## Begin

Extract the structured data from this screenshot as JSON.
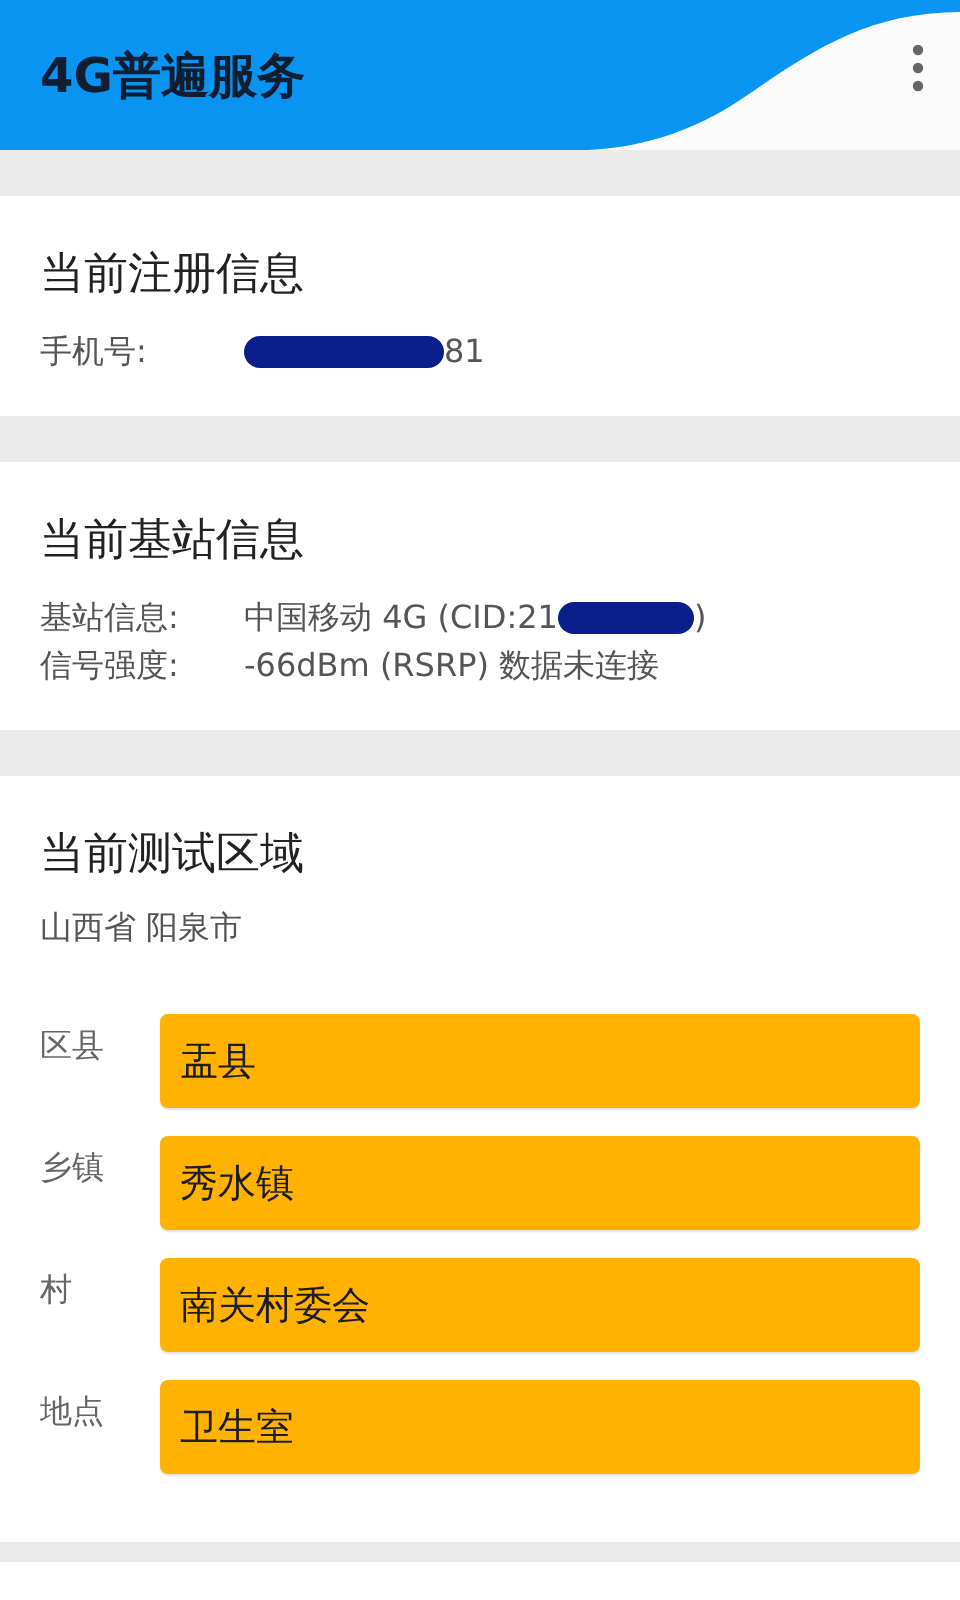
{
  "app_bar": {
    "title": "4G普遍服务"
  },
  "registration": {
    "title": "当前注册信息",
    "rows": [
      {
        "label": "手机号:",
        "parts": [
          {
            "kind": "redacted"
          },
          {
            "kind": "text",
            "text": "81"
          }
        ]
      }
    ]
  },
  "base_station": {
    "title": "当前基站信息",
    "rows": [
      {
        "label": "基站信息:",
        "parts": [
          {
            "kind": "text",
            "text": "中国移动 4G (CID:21"
          },
          {
            "kind": "redacted"
          },
          {
            "kind": "text",
            "text": ")"
          }
        ]
      },
      {
        "label": "信号强度:",
        "parts": [
          {
            "kind": "text",
            "text": "-66dBm (RSRP) 数据未连接"
          }
        ]
      }
    ]
  },
  "test_area": {
    "title": "当前测试区域",
    "region": "山西省 阳泉市",
    "fields": [
      {
        "label": "区县",
        "value": "盂县"
      },
      {
        "label": "乡镇",
        "value": "秀水镇"
      },
      {
        "label": "村",
        "value": "南关村委会"
      },
      {
        "label": "地点",
        "value": "卫生室"
      }
    ]
  }
}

## End

» What you are asked to do
Any pictures should be dropped; transcribe the rest of the records above exactly.

» Exercise output
Extract the structured data from this screenshot as JSON.
{
  "app_bar": {
    "title": "4G普遍服务"
  },
  "registration": {
    "title": "当前注册信息",
    "rows": [
      {
        "label": "手机号:",
        "parts": [
          {
            "kind": "redacted"
          },
          {
            "kind": "text",
            "text": "81"
          }
        ]
      }
    ]
  },
  "base_station": {
    "title": "当前基站信息",
    "rows": [
      {
        "label": "基站信息:",
        "parts": [
          {
            "kind": "text",
            "text": "中国移动 4G (CID:21"
          },
          {
            "kind": "redacted"
          },
          {
            "kind": "text",
            "text": ")"
          }
        ]
      },
      {
        "label": "信号强度:",
        "parts": [
          {
            "kind": "text",
            "text": "-66dBm (RSRP) 数据未连接"
          }
        ]
      }
    ]
  },
  "test_area": {
    "title": "当前测试区域",
    "region": "山西省 阳泉市",
    "fields": [
      {
        "label": "区县",
        "value": "盂县"
      },
      {
        "label": "乡镇",
        "value": "秀水镇"
      },
      {
        "label": "村",
        "value": "南关村委会"
      },
      {
        "label": "地点",
        "value": "卫生室"
      }
    ]
  }
}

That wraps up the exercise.